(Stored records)
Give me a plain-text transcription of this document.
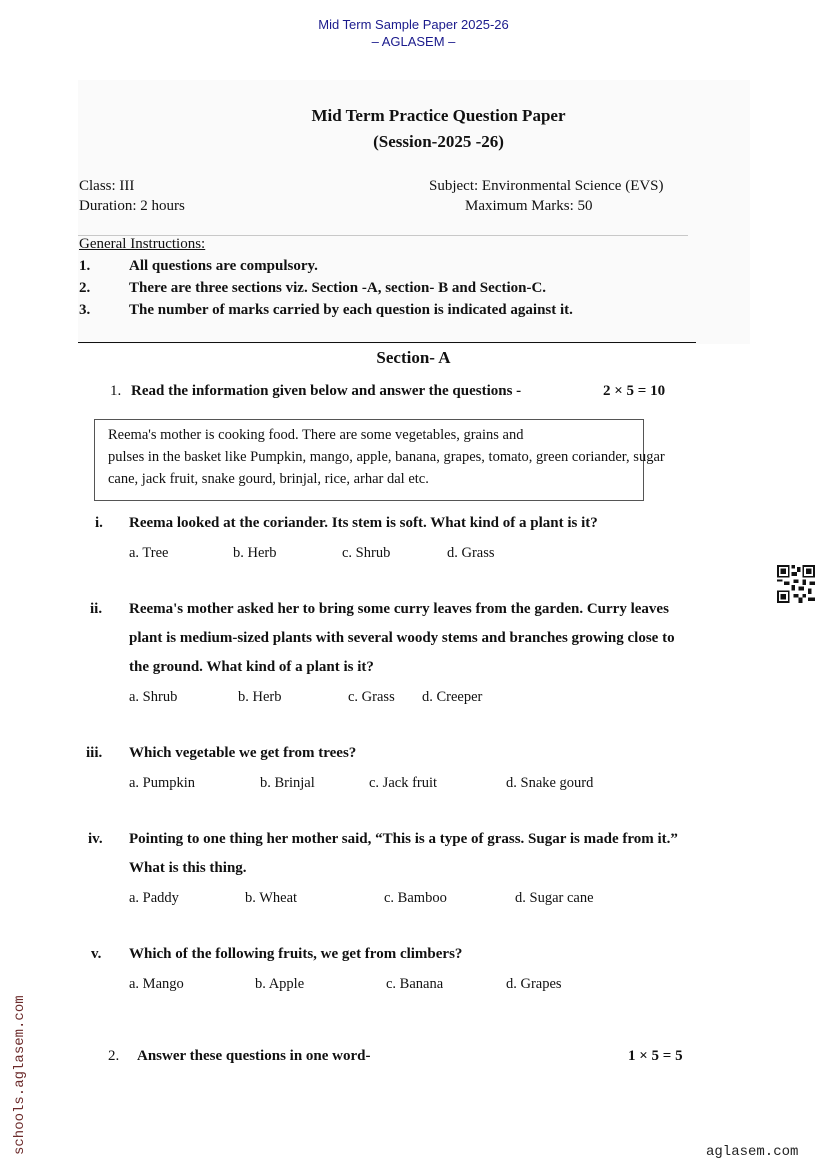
Mid Term Sample Paper 2025-26
– AGLASEM –
Mid Term Practice Question Paper
(Session-2025 -26)
Class: III	Subject: Environmental Science (EVS)
Duration: 2 hours	Maximum Marks: 50
General Instructions:
1.	All questions are compulsory.
2.	There are three sections viz. Section -A, section- B and Section-C.
3.	The number of marks carried by each question is indicated against it.
Section- A
1. Read the information given below and answer the questions -	2 × 5 = 10
Reema's mother is cooking food. There are some vegetables, grains and
pulses in the basket like Pumpkin, mango, apple, banana, grapes, tomato, green coriander, sugar
cane, jack fruit, snake gourd, brinjal, rice, arhar dal etc.
i. Reema looked at the coriander. Its stem is soft. What kind of a plant is it?
a. Tree	b. Herb	c. Shrub	d. Grass
ii. Reema's mother asked her to bring some curry leaves from the garden. Curry leaves
plant is medium-sized plants with several woody stems and branches growing close to
the ground. What kind of a plant is it?
a. Shrub	b. Herb	c. Grass d. Creeper
iii. Which vegetable we get from trees?
a. Pumpkin	b. Brinjal	c. Jack fruit	d. Snake gourd
iv. Pointing to one thing her mother said, “This is a type of grass. Sugar is made from it.”
What is this thing.
a. Paddy	b. Wheat	c. Bamboo	d. Sugar cane
v. Which of the following fruits, we get from climbers?
a. Mango	b. Apple	c. Banana	d. Grapes
2. Answer these questions in one word-	1 × 5 = 5
schools.aglasem.com	aglasem.com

**INSTRUCTIONS TO FOLLOW**
Your task is to transcribe all of the records precisely, with no images included.

**RESPONSE TO THIS EXERCISE**
Give me a plain-text transcription of this document.
Mid Term Sample Paper 2025-26
– AGLASEM –
Mid Term Practice Question Paper
(Session-2025 -26)
Class: III	Subject: Environmental Science (EVS)
Duration: 2 hours	Maximum Marks: 50
General Instructions:
1.	All questions are compulsory.
2.	There are three sections viz. Section -A, section- B and Section-C.
3.	The number of marks carried by each question is indicated against it.
Section- A
1. Read the information given below and answer the questions -	2 × 5 = 10
Reema's mother is cooking food. There are some vegetables, grains and
pulses in the basket like Pumpkin, mango, apple, banana, grapes, tomato, green coriander, sugar
cane, jack fruit, snake gourd, brinjal, rice, arhar dal etc.
i. Reema looked at the coriander. Its stem is soft. What kind of a plant is it?
a. Tree	b. Herb	c. Shrub	d. Grass
ii. Reema's mother asked her to bring some curry leaves from the garden. Curry leaves
plant is medium-sized plants with several woody stems and branches growing close to
the ground. What kind of a plant is it?
a. Shrub	b. Herb	c. Grass d. Creeper
iii. Which vegetable we get from trees?
a. Pumpkin	b. Brinjal	c. Jack fruit	d. Snake gourd
iv. Pointing to one thing her mother said, “This is a type of grass. Sugar is made from it.”
What is this thing.
a. Paddy	b. Wheat	c. Bamboo	d. Sugar cane
v. Which of the following fruits, we get from climbers?
a. Mango	b. Apple	c. Banana	d. Grapes
2. Answer these questions in one word-	1 × 5 = 5
schools.aglasem.com	aglasem.com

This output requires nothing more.